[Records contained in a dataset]
────
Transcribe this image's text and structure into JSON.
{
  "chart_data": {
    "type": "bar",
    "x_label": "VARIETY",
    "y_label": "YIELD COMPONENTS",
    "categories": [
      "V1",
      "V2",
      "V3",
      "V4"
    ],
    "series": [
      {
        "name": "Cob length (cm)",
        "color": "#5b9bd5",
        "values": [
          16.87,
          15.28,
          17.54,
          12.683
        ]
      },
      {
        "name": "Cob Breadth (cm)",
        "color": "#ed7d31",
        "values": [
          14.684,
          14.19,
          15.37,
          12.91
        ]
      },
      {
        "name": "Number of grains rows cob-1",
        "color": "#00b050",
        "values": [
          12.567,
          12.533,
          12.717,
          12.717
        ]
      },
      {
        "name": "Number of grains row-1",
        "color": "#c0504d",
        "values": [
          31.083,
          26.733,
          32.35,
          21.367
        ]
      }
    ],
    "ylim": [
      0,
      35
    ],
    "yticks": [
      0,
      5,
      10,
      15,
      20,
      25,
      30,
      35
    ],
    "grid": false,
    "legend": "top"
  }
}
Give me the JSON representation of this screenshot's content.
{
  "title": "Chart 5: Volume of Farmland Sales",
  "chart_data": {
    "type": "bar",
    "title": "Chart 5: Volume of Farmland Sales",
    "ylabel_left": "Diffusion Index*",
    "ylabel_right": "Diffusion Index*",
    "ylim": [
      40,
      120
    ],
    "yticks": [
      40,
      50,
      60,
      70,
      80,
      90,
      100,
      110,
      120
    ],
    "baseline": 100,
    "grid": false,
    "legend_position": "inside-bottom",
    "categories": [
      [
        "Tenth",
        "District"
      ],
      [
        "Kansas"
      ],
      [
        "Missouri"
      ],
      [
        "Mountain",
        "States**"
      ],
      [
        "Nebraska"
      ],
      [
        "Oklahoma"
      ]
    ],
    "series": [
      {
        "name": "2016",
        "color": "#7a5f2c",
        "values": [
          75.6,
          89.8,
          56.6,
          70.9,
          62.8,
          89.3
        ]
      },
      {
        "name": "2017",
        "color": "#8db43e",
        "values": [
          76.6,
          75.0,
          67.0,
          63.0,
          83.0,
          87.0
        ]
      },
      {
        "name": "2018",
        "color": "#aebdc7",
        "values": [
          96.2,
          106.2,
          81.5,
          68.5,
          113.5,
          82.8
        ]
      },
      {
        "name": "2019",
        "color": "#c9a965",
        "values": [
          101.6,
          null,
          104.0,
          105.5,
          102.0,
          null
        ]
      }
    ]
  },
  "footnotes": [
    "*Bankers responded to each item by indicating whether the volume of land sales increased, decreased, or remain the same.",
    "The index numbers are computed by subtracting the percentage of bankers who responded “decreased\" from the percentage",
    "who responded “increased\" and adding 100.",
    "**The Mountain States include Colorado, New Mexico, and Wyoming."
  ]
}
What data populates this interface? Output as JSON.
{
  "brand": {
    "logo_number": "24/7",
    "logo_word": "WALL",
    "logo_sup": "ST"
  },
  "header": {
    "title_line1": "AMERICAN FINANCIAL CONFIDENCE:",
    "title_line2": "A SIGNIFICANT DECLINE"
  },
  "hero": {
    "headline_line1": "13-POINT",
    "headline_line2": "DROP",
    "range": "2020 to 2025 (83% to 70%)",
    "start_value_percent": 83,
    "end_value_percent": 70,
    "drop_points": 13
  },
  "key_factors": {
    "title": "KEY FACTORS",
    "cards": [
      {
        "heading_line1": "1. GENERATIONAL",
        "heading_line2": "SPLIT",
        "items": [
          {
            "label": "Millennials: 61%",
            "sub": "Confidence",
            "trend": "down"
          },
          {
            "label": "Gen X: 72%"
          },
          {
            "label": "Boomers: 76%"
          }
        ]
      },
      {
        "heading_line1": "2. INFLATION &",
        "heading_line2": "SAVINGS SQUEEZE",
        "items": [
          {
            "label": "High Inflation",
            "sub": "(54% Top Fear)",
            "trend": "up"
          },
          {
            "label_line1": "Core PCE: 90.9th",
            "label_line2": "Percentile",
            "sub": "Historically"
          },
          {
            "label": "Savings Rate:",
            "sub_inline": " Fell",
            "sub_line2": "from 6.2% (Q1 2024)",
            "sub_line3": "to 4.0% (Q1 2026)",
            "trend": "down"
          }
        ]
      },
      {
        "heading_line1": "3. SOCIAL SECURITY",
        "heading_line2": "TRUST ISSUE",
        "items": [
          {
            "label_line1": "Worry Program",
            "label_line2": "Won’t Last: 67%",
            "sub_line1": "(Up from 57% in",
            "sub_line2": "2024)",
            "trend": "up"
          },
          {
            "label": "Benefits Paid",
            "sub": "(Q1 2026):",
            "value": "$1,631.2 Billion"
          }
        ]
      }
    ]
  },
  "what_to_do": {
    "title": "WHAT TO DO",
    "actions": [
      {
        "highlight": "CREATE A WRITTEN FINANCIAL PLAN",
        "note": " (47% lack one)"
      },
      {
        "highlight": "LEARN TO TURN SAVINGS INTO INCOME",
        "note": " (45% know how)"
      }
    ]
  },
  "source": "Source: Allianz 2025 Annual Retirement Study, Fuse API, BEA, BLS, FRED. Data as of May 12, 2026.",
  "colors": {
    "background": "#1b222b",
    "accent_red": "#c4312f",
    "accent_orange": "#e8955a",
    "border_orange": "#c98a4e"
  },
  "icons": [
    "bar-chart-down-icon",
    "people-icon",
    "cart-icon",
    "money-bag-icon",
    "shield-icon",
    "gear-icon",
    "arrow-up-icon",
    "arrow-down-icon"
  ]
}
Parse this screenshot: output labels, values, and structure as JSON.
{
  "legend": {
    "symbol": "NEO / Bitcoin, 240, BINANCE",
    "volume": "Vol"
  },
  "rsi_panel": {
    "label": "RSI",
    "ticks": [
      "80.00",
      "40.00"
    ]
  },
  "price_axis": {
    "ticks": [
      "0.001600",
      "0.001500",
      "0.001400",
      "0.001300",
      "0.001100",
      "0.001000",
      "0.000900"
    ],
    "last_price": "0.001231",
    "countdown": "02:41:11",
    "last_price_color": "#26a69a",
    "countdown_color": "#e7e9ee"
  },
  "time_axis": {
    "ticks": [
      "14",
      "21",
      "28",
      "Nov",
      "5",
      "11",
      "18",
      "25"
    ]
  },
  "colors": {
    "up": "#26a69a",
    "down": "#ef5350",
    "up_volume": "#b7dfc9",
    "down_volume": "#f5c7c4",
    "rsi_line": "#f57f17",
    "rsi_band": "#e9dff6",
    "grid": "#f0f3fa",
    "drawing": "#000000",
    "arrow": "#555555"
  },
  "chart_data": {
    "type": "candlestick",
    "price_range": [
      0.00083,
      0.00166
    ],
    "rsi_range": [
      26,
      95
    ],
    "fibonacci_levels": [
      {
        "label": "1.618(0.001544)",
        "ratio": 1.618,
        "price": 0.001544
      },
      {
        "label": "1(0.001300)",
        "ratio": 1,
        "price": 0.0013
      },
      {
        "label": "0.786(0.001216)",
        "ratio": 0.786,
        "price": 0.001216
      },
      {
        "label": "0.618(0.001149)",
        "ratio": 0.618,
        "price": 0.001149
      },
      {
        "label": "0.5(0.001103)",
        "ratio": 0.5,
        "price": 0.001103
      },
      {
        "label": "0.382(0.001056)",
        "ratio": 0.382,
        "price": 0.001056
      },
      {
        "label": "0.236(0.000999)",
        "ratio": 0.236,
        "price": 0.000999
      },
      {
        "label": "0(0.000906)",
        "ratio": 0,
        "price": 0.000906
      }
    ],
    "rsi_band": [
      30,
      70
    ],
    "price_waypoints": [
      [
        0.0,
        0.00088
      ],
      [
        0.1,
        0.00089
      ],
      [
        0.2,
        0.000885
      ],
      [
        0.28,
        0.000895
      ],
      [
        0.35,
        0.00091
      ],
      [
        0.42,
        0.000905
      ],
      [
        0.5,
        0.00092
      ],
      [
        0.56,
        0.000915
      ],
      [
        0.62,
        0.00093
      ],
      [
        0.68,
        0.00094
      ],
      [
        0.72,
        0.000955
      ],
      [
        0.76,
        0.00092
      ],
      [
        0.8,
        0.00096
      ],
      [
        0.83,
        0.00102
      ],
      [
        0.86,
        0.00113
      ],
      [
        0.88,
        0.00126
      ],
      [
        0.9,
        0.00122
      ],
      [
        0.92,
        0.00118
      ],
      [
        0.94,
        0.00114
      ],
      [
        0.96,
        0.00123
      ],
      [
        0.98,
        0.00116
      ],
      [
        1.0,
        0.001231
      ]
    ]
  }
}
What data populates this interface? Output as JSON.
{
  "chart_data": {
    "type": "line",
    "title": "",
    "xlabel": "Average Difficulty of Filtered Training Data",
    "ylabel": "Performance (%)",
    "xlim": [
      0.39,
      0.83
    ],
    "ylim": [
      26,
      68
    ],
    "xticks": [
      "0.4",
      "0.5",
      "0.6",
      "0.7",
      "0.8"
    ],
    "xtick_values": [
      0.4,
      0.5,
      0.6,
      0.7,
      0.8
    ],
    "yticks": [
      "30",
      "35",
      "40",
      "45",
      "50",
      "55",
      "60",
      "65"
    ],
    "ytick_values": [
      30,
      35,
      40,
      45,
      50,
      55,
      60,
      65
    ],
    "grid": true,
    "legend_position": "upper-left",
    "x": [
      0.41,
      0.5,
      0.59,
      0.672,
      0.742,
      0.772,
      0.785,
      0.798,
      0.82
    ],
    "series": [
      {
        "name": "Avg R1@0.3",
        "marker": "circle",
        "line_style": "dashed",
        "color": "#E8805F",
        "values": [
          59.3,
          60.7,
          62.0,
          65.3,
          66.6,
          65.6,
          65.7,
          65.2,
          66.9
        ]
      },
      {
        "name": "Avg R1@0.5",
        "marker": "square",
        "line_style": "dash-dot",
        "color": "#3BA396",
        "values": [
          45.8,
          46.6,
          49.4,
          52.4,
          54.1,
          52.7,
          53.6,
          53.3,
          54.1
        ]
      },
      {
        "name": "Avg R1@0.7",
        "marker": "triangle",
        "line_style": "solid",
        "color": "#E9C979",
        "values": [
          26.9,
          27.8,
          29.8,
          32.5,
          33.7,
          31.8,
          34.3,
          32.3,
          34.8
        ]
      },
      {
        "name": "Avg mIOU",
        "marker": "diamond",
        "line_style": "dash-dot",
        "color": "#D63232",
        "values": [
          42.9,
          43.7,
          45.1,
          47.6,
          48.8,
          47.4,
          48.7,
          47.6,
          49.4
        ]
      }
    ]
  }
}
────
## Work to do
Among the records above, find each line holding the string "screenshot" and pull it out.

## Solution to this exercise
Give me the JSON representation of this screenshot's content.
Parse this screenshot: output labels, values, and structure as JSON.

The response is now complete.